# AIM OF THE EXERCISE
From the passage below on social mobility and early years education, reproduce verbatim the part that opens with the words containing "In that context, I" and closes with "age of three.".

It is most important that the intergenerational issues are tackled. It is not an individual's abilities or skills that determine their educational attainment and future earning potential. Sadly, in this country at present, it is their parents' life circumstances. Improving educational outcomes and the aspirations of children and young people are the most important factors in breaking the intergenerational cycles of poverty that are the defining feature of the lack of social mobility that the right hon. Gentleman described.
In that context, I place a great deal of emphasis on the early years. There is evidence that educational disadvantages emerge very early in life. For example, the millennium cohort study by the Centre for Longitudinal Studies at the Institute of Education published a report earlier this month that revealed that children from disadvantaged families are already lagging a full year behind their middle-class counterparts in social and educational development by the age of three.
Early years education must be a top priority, and that should be reflected in spending decisions. It is interesting to note that some of the Government's investment—for example, in Sure Start—has not always reached the groups that are hardest to help. I think of disabled children, for example. It is not always easy for a low-income family to take up entitlements such as 12 and a half hours of pre-school education a week.

# INPUT DATA
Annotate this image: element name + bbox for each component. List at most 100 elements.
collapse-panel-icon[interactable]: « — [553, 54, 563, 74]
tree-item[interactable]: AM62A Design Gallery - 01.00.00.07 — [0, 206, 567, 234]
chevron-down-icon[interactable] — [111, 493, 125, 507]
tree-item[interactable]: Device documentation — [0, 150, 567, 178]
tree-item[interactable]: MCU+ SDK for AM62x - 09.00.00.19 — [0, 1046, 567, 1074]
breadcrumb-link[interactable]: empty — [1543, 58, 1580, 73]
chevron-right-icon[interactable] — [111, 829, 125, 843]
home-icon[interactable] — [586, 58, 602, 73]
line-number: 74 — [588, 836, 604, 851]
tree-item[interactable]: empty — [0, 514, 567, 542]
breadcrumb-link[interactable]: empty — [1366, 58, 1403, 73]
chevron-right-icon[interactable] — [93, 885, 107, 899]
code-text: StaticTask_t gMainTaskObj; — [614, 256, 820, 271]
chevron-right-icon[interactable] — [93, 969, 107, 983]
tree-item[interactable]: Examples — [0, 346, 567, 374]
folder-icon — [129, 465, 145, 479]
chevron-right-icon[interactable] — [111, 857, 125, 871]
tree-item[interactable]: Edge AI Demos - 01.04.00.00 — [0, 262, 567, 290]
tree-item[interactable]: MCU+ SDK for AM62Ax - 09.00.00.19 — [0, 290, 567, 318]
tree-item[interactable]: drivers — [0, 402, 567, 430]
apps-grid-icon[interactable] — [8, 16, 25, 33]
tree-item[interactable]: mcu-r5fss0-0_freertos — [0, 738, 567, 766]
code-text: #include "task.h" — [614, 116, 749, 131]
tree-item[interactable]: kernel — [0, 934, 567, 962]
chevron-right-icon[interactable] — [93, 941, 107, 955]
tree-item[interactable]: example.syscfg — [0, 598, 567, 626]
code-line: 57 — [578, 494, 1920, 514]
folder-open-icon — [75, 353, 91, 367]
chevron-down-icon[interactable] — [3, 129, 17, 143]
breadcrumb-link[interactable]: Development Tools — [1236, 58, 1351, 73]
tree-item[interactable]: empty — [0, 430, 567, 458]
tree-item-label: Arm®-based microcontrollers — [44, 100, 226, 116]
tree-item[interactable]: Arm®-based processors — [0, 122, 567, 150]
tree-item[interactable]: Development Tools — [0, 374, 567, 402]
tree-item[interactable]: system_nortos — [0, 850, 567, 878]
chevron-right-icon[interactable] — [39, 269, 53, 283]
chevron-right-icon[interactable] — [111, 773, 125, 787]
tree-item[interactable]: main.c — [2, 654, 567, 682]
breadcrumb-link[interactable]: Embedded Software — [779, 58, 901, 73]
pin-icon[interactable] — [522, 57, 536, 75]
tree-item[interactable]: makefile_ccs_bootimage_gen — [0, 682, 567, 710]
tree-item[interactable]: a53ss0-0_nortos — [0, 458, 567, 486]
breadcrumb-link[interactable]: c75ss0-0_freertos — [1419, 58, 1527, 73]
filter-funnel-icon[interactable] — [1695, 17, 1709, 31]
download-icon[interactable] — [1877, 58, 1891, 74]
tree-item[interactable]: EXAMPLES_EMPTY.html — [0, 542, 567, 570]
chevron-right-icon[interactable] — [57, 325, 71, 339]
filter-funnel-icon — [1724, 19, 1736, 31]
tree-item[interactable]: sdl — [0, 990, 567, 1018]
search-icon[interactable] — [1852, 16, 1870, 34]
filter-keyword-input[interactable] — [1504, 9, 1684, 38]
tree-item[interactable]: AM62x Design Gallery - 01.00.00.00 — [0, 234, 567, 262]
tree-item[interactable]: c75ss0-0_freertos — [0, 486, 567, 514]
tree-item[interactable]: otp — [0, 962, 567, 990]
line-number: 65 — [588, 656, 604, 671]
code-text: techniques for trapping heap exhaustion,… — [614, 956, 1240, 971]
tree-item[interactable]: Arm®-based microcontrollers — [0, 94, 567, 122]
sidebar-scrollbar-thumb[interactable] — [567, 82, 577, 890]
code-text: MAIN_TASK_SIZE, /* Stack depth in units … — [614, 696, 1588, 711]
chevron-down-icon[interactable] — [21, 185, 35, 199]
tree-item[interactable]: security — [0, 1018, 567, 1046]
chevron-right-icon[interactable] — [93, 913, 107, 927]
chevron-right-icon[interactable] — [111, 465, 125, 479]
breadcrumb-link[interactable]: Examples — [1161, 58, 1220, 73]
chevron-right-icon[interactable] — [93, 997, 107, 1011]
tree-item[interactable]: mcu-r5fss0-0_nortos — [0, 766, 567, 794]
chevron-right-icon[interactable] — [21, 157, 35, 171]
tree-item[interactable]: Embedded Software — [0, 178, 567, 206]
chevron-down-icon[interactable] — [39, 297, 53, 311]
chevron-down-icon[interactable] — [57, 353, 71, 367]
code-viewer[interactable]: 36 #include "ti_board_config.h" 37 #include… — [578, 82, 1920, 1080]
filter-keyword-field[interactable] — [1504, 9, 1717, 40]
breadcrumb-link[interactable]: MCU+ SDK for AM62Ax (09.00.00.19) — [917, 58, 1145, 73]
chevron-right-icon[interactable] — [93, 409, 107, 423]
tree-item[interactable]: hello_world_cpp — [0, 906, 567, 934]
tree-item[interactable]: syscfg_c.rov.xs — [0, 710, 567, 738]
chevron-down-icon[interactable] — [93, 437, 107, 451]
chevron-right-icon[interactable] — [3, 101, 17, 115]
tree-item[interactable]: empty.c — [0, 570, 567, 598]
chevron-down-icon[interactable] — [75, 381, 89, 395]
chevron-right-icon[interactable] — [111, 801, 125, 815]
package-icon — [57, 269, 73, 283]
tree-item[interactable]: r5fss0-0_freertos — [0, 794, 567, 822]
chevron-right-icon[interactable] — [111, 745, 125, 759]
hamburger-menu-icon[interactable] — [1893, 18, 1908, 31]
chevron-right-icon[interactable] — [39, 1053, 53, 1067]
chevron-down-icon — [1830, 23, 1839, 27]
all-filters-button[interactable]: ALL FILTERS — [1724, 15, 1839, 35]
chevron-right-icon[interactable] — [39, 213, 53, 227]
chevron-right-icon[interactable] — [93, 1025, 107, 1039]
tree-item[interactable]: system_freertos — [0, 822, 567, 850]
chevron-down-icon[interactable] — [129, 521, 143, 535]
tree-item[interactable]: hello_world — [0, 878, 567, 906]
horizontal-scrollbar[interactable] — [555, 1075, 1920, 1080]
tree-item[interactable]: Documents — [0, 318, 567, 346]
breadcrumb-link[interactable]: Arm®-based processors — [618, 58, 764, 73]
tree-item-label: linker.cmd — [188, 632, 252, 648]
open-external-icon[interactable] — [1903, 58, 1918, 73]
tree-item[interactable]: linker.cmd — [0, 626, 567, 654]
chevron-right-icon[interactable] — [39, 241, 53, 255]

# YOUR SOLUTION
In that context, I place a great deal of emphasis on the early years. There is evidence that educational disadvantages emerge very early in life. For example, the millennium cohort study by the Centre for Longitudinal Studies at the Institute of Education published a report earlier this month that revealed that children from disadvantaged families are already lagging a full year behind their middle-class counterparts in social and educational development by the age of three.